● SHORT TASK
Type out the records that follow, exactly as given.

● PROVIDED DATA
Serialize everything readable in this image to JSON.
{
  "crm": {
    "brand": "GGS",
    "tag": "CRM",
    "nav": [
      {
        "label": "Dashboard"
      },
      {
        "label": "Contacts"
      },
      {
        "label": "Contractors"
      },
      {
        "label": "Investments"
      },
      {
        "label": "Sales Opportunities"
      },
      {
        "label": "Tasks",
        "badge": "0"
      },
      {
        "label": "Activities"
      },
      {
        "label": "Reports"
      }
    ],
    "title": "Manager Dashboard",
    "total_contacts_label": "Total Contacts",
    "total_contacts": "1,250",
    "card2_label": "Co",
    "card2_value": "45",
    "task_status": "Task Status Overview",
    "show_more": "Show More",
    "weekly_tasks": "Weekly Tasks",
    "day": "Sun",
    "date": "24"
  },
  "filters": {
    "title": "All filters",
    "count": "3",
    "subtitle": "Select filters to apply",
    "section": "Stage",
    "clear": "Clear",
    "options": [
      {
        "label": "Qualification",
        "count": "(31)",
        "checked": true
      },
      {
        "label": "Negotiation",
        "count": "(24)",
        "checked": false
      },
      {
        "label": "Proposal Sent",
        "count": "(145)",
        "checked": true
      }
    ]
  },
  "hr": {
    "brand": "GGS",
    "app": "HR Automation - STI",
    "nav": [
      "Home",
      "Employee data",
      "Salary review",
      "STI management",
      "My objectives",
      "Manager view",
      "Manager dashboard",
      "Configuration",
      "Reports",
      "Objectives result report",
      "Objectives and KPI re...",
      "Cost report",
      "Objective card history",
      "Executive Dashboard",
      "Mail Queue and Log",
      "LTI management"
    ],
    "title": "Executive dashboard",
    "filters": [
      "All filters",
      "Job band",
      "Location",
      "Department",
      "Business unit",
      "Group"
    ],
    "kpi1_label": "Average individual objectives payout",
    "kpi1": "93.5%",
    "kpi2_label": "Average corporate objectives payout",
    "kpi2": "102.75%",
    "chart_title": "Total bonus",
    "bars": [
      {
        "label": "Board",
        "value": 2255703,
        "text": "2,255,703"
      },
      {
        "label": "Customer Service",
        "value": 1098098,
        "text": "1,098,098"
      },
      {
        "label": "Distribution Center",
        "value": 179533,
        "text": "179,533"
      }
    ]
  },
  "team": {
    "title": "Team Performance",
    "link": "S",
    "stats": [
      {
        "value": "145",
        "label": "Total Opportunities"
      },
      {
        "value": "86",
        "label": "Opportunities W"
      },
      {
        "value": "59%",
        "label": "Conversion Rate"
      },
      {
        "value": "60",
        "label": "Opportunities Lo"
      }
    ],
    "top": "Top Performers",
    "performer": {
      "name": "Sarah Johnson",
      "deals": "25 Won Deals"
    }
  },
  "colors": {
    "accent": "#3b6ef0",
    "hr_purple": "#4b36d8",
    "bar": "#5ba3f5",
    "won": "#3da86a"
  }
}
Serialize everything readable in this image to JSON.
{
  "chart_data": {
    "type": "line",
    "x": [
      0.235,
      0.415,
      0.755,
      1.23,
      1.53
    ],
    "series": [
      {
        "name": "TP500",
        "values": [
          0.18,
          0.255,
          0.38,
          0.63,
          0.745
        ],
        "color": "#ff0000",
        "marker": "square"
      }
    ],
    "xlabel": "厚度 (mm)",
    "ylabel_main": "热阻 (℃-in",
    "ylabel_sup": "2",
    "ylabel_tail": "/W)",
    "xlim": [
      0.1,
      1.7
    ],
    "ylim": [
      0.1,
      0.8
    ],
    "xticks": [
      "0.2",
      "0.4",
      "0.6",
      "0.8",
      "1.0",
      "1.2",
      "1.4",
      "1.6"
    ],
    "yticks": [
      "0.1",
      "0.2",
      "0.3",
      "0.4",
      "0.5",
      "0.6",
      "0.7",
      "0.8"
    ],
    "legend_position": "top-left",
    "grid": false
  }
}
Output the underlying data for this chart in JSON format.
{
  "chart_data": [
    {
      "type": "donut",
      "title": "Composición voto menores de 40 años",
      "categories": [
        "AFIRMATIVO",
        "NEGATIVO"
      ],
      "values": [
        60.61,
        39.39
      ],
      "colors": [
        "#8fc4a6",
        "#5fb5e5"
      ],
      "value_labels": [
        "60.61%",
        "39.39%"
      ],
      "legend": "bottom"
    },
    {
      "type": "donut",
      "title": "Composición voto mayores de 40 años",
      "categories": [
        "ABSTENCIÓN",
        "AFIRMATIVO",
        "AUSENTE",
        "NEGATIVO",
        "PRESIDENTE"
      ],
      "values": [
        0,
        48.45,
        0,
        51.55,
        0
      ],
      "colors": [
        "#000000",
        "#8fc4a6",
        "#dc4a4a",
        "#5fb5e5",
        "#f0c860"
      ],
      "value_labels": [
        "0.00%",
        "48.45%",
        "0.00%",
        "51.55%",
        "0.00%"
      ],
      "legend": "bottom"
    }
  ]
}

● TASK OUTPUT
Serialize everything readable in this image to JSON.
{
  "crm": {
    "brand": "GGS",
    "tag": "CRM",
    "nav": [
      {
        "label": "Dashboard"
      },
      {
        "label": "Contacts"
      },
      {
        "label": "Contractors"
      },
      {
        "label": "Investments"
      },
      {
        "label": "Sales Opportunities"
      },
      {
        "label": "Tasks",
        "badge": "0"
      },
      {
        "label": "Activities"
      },
      {
        "label": "Reports"
      }
    ],
    "title": "Manager Dashboard",
    "total_contacts_label": "Total Contacts",
    "total_contacts": "1,250",
    "card2_label": "Co",
    "card2_value": "45",
    "task_status": "Task Status Overview",
    "show_more": "Show More",
    "weekly_tasks": "Weekly Tasks",
    "day": "Sun",
    "date": "24"
  },
  "filters": {
    "title": "All filters",
    "count": "3",
    "subtitle": "Select filters to apply",
    "section": "Stage",
    "clear": "Clear",
    "options": [
      {
        "label": "Qualification",
        "count": "(31)",
        "checked": true
      },
      {
        "label": "Negotiation",
        "count": "(24)",
        "checked": false
      },
      {
        "label": "Proposal Sent",
        "count": "(145)",
        "checked": true
      }
    ]
  },
  "hr": {
    "brand": "GGS",
    "app": "HR Automation - STI",
    "nav": [
      "Home",
      "Employee data",
      "Salary review",
      "STI management",
      "My objectives",
      "Manager view",
      "Manager dashboard",
      "Configuration",
      "Reports",
      "Objectives result report",
      "Objectives and KPI re...",
      "Cost report",
      "Objective card history",
      "Executive Dashboard",
      "Mail Queue and Log",
      "LTI management"
    ],
    "title": "Executive dashboard",
    "filters": [
      "All filters",
      "Job band",
      "Location",
      "Department",
      "Business unit",
      "Group"
    ],
    "kpi1_label": "Average individual objectives payout",
    "kpi1": "93.5%",
    "kpi2_label": "Average corporate objectives payout",
    "kpi2": "102.75%",
    "chart_title": "Total bonus",
    "bars": [
      {
        "label": "Board",
        "value": 2255703,
        "text": "2,255,703"
      },
      {
        "label": "Customer Service",
        "value": 1098098,
        "text": "1,098,098"
      },
      {
        "label": "Distribution Center",
        "value": 179533,
        "text": "179,533"
      }
    ]
  },
  "team": {
    "title": "Team Performance",
    "link": "S",
    "stats": [
      {
        "value": "145",
        "label": "Total Opportunities"
      },
      {
        "value": "86",
        "label": "Opportunities W"
      },
      {
        "value": "59%",
        "label": "Conversion Rate"
      },
      {
        "value": "60",
        "label": "Opportunities Lo"
      }
    ],
    "top": "Top Performers",
    "performer": {
      "name": "Sarah Johnson",
      "deals": "25 Won Deals"
    }
  },
  "colors": {
    "accent": "#3b6ef0",
    "hr_purple": "#4b36d8",
    "bar": "#5ba3f5",
    "won": "#3da86a"
  }
}
Serialize everything readable in this image to JSON.
{
  "chart_data": {
    "type": "line",
    "x": [
      0.235,
      0.415,
      0.755,
      1.23,
      1.53
    ],
    "series": [
      {
        "name": "TP500",
        "values": [
          0.18,
          0.255,
          0.38,
          0.63,
          0.745
        ],
        "color": "#ff0000",
        "marker": "square"
      }
    ],
    "xlabel": "厚度 (mm)",
    "ylabel_main": "热阻 (℃-in",
    "ylabel_sup": "2",
    "ylabel_tail": "/W)",
    "xlim": [
      0.1,
      1.7
    ],
    "ylim": [
      0.1,
      0.8
    ],
    "xticks": [
      "0.2",
      "0.4",
      "0.6",
      "0.8",
      "1.0",
      "1.2",
      "1.4",
      "1.6"
    ],
    "yticks": [
      "0.1",
      "0.2",
      "0.3",
      "0.4",
      "0.5",
      "0.6",
      "0.7",
      "0.8"
    ],
    "legend_position": "top-left",
    "grid": false
  }
}
Output the underlying data for this chart in JSON format.
{
  "chart_data": [
    {
      "type": "donut",
      "title": "Composición voto menores de 40 años",
      "categories": [
        "AFIRMATIVO",
        "NEGATIVO"
      ],
      "values": [
        60.61,
        39.39
      ],
      "colors": [
        "#8fc4a6",
        "#5fb5e5"
      ],
      "value_labels": [
        "60.61%",
        "39.39%"
      ],
      "legend": "bottom"
    },
    {
      "type": "donut",
      "title": "Composición voto mayores de 40 años",
      "categories": [
        "ABSTENCIÓN",
        "AFIRMATIVO",
        "AUSENTE",
        "NEGATIVO",
        "PRESIDENTE"
      ],
      "values": [
        0,
        48.45,
        0,
        51.55,
        0
      ],
      "colors": [
        "#000000",
        "#8fc4a6",
        "#dc4a4a",
        "#5fb5e5",
        "#f0c860"
      ],
      "value_labels": [
        "0.00%",
        "48.45%",
        "0.00%",
        "51.55%",
        "0.00%"
      ],
      "legend": "bottom"
    }
  ]
}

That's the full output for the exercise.